- EXERCISE DESCRIPTION: Find every line in the records below that holds the word "JSON", and copy it out.

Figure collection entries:
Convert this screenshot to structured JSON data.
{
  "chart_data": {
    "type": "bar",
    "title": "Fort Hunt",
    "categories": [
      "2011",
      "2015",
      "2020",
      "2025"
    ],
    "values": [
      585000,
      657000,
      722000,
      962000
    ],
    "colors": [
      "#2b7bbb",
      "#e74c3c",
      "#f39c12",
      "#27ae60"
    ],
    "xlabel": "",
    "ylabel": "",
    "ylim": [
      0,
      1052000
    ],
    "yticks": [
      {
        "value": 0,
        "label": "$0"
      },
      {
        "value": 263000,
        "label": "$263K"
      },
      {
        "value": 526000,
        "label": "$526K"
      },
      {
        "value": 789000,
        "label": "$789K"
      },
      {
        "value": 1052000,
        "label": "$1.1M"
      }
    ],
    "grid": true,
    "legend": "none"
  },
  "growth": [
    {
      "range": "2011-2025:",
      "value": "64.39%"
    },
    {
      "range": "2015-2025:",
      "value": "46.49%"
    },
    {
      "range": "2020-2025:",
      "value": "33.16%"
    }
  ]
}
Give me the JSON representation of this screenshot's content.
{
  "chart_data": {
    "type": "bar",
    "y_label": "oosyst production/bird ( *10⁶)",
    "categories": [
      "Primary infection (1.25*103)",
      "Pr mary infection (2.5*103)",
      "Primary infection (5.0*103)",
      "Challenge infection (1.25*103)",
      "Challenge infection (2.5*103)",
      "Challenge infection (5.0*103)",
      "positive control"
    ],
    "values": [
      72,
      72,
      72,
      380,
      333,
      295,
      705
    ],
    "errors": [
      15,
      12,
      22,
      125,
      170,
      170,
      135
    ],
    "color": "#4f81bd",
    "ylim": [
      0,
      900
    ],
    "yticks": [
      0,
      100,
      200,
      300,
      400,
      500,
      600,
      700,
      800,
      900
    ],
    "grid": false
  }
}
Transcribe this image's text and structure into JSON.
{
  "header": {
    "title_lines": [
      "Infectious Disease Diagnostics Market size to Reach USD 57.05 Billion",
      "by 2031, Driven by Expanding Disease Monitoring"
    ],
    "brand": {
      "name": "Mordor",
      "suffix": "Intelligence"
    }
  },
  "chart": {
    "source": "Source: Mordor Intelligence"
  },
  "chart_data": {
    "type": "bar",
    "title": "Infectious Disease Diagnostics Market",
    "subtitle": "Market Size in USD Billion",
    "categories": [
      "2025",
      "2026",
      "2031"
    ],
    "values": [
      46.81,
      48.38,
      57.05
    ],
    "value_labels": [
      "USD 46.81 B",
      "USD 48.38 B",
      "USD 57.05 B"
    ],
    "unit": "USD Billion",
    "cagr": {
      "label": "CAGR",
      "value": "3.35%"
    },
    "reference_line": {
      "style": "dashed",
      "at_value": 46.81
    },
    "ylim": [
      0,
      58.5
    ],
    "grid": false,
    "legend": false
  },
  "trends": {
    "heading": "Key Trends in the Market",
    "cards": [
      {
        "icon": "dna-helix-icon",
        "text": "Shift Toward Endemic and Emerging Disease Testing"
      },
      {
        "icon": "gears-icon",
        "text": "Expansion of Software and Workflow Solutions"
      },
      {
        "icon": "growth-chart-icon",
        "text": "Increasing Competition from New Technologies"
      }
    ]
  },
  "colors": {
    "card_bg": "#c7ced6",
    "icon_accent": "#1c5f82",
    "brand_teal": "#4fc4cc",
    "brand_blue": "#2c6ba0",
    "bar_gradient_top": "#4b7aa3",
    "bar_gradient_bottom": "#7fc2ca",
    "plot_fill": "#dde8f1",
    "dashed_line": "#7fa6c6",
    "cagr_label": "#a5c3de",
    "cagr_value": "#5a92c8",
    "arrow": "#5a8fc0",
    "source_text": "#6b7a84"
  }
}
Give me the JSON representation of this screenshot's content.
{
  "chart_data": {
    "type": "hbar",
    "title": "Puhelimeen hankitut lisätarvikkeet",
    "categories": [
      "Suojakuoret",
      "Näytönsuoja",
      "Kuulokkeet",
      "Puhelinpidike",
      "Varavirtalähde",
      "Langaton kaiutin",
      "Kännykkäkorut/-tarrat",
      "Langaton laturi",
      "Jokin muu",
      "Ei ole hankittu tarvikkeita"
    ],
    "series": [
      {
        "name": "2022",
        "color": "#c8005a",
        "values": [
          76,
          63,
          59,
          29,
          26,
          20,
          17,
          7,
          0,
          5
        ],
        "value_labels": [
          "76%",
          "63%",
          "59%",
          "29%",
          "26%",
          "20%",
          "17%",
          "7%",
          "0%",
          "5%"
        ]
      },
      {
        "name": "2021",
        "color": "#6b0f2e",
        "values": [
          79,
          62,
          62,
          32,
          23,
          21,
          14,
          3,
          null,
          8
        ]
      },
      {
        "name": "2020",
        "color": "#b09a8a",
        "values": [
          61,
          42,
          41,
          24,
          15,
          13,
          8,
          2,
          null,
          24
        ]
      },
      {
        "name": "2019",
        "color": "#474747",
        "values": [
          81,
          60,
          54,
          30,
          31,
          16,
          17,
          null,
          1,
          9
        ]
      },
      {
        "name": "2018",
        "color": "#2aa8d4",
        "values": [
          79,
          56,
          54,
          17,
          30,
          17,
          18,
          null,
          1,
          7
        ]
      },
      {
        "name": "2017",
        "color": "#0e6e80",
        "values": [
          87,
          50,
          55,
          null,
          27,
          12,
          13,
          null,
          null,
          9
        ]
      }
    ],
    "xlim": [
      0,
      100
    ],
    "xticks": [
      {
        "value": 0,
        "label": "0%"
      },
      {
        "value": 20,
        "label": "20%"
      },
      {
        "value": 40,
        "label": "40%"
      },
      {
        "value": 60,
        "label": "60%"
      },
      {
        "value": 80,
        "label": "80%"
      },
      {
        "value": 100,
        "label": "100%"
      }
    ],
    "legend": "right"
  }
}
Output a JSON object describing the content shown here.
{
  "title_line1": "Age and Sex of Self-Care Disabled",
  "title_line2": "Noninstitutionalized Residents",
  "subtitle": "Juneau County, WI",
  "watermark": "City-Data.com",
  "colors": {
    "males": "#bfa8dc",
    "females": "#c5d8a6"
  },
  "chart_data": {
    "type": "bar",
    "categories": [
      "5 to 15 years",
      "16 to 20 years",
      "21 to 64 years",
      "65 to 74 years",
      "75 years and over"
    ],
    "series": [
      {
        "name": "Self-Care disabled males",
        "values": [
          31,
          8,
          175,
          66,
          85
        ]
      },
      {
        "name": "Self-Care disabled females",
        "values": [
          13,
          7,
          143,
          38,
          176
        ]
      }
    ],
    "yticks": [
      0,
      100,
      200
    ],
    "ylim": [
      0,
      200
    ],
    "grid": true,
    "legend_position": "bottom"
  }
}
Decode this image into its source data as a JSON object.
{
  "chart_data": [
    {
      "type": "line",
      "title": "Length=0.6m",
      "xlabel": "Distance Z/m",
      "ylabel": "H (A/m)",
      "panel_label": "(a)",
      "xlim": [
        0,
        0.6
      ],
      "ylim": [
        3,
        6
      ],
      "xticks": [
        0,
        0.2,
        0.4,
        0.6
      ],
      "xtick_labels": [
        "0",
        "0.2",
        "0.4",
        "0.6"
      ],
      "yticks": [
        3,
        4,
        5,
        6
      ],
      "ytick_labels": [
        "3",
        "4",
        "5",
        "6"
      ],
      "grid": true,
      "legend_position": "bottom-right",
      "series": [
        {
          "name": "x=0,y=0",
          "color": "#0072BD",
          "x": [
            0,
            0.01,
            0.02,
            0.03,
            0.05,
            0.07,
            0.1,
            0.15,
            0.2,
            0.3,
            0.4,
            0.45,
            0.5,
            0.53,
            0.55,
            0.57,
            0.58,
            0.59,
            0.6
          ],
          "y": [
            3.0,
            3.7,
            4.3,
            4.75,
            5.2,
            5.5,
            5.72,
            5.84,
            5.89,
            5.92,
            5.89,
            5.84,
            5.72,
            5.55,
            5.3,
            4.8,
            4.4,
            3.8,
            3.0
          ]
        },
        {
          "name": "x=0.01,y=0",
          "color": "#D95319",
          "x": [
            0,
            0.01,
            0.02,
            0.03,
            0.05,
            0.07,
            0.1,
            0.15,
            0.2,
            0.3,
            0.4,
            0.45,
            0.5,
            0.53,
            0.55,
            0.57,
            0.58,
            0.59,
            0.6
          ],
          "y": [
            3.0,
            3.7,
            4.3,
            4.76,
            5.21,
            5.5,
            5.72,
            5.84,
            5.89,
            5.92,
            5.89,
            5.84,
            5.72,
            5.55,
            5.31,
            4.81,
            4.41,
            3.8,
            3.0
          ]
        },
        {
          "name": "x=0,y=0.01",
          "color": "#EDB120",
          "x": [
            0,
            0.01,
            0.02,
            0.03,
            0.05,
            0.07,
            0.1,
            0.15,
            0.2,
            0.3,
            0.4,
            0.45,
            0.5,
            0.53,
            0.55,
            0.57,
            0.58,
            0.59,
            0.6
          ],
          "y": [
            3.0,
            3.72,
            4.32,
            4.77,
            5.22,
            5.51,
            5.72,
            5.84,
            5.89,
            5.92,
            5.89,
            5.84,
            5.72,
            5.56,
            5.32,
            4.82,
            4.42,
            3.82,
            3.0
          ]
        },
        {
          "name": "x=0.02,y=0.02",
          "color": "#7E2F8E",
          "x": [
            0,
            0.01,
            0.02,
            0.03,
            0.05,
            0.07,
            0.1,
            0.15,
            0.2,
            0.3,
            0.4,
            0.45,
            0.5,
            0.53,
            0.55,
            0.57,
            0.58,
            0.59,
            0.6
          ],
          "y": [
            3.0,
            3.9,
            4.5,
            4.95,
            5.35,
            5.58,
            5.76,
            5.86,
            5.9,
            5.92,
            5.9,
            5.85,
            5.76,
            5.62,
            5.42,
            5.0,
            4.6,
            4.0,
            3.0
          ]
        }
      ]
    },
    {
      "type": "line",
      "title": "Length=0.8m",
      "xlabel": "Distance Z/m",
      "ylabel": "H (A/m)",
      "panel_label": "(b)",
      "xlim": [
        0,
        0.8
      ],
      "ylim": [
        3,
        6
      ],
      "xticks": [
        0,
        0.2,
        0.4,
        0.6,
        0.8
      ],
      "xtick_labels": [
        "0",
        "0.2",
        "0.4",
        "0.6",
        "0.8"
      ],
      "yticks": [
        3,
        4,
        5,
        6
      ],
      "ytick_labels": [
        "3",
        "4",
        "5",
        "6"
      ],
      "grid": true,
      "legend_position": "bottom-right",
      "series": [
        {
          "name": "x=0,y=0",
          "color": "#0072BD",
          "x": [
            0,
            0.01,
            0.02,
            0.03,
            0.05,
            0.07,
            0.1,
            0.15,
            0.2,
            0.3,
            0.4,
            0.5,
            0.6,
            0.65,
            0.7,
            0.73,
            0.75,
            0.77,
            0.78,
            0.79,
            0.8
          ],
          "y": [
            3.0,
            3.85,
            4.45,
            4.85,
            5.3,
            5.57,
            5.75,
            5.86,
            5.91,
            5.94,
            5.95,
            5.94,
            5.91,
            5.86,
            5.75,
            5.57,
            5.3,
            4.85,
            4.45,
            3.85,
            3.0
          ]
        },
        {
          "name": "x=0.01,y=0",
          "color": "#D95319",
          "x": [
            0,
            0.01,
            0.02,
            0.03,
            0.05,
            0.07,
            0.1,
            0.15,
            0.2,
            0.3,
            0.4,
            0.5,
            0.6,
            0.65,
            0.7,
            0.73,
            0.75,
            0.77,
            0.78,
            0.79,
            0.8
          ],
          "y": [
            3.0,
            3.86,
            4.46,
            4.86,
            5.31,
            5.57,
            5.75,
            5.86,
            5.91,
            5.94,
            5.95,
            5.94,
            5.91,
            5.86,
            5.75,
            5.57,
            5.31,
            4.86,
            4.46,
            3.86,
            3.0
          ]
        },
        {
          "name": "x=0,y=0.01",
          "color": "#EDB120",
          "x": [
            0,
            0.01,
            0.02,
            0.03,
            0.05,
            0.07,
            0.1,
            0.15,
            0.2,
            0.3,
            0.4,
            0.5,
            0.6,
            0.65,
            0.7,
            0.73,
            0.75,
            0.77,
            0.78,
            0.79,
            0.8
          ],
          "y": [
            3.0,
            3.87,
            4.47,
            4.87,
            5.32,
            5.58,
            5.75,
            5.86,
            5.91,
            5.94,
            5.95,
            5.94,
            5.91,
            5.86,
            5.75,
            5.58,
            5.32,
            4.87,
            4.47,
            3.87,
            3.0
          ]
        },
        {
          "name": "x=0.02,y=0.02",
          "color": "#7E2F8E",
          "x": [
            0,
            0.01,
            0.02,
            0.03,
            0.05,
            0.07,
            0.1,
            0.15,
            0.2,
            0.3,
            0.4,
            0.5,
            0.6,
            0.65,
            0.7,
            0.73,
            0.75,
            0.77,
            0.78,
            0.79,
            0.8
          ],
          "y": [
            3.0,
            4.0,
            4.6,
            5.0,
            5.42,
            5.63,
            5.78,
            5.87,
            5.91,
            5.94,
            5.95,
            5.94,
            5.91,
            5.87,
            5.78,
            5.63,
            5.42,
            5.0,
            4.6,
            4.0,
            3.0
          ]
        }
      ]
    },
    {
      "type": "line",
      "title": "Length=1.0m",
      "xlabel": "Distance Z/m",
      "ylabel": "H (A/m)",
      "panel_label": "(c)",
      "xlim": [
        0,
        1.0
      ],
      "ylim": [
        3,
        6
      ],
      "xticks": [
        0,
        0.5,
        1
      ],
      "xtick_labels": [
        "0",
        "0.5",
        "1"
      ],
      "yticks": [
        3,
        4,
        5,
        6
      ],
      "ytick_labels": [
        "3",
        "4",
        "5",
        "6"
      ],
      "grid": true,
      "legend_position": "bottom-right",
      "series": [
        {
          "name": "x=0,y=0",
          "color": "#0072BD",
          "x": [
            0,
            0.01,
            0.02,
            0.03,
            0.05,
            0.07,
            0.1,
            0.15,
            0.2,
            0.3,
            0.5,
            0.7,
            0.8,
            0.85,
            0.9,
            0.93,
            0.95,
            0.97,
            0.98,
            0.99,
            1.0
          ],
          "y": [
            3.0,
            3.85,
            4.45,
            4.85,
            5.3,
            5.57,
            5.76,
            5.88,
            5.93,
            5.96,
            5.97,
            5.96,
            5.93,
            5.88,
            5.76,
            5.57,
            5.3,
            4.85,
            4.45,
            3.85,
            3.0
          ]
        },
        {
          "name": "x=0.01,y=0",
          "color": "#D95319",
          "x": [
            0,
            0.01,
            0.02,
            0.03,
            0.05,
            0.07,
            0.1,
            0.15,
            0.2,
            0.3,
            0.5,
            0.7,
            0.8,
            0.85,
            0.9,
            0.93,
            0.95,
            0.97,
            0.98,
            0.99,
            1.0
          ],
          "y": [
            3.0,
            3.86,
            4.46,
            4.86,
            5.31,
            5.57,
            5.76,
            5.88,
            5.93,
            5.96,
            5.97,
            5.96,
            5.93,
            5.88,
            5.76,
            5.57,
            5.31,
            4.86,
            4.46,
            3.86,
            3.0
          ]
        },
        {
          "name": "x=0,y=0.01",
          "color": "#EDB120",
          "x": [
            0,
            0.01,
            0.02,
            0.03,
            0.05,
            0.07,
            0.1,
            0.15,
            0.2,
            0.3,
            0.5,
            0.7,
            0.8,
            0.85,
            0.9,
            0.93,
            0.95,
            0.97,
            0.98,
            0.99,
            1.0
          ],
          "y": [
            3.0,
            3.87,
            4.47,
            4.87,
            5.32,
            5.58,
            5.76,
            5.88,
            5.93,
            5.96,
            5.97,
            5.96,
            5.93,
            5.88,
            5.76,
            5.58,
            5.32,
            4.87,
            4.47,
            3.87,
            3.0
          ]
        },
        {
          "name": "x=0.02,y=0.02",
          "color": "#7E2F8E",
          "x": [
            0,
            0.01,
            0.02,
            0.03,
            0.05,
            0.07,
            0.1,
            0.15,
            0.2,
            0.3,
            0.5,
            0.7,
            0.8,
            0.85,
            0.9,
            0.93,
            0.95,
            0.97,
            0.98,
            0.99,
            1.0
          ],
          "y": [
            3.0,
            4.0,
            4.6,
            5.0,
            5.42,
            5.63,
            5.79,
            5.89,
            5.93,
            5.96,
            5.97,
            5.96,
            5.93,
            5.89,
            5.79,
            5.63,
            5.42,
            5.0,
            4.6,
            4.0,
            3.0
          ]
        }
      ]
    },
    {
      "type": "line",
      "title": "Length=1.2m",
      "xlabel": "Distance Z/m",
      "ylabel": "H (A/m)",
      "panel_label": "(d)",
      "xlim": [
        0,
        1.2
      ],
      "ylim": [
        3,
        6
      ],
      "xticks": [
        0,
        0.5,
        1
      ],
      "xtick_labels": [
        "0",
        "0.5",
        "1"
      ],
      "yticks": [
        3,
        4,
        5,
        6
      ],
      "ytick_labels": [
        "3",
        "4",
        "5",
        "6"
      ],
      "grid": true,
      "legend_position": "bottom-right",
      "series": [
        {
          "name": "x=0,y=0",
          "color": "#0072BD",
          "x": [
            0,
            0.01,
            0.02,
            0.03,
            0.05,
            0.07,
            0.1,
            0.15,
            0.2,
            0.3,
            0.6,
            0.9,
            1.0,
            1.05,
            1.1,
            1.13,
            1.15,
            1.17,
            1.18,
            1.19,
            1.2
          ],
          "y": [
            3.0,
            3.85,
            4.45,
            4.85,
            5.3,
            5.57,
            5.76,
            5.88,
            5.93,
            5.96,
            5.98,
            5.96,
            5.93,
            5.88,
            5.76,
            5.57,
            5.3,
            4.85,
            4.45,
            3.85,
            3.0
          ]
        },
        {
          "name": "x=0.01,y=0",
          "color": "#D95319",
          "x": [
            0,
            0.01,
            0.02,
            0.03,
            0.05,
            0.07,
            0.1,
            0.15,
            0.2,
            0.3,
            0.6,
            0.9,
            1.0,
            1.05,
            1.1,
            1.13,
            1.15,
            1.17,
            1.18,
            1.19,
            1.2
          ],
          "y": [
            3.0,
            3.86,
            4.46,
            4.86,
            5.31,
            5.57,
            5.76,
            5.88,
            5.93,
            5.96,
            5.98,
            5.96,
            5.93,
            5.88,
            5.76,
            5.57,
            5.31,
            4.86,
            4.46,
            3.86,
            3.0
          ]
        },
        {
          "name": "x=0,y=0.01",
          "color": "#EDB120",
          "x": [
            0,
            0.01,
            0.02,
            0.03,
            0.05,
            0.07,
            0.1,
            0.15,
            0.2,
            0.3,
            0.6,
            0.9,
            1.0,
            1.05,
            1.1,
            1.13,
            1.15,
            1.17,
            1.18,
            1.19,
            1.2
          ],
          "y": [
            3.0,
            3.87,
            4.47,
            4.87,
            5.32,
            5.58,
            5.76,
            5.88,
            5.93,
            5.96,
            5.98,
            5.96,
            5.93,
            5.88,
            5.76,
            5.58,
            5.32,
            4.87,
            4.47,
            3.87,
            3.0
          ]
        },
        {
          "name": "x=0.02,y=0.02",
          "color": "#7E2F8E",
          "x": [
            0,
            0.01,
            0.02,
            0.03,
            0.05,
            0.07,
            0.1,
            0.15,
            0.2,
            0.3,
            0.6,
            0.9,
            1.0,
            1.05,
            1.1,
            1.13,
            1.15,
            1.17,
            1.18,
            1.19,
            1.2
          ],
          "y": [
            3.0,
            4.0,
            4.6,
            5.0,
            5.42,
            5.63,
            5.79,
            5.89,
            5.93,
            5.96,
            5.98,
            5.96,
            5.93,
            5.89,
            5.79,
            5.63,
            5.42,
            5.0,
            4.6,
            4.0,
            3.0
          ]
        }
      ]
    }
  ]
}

- COMPLETE ANSWER:
Convert this screenshot to structured JSON data.
Give me the JSON representation of this screenshot's content.
Transcribe this image's text and structure into JSON.
Give me the JSON representation of this screenshot's content.
Output a JSON object describing the content shown here.
Decode this image into its source data as a JSON object.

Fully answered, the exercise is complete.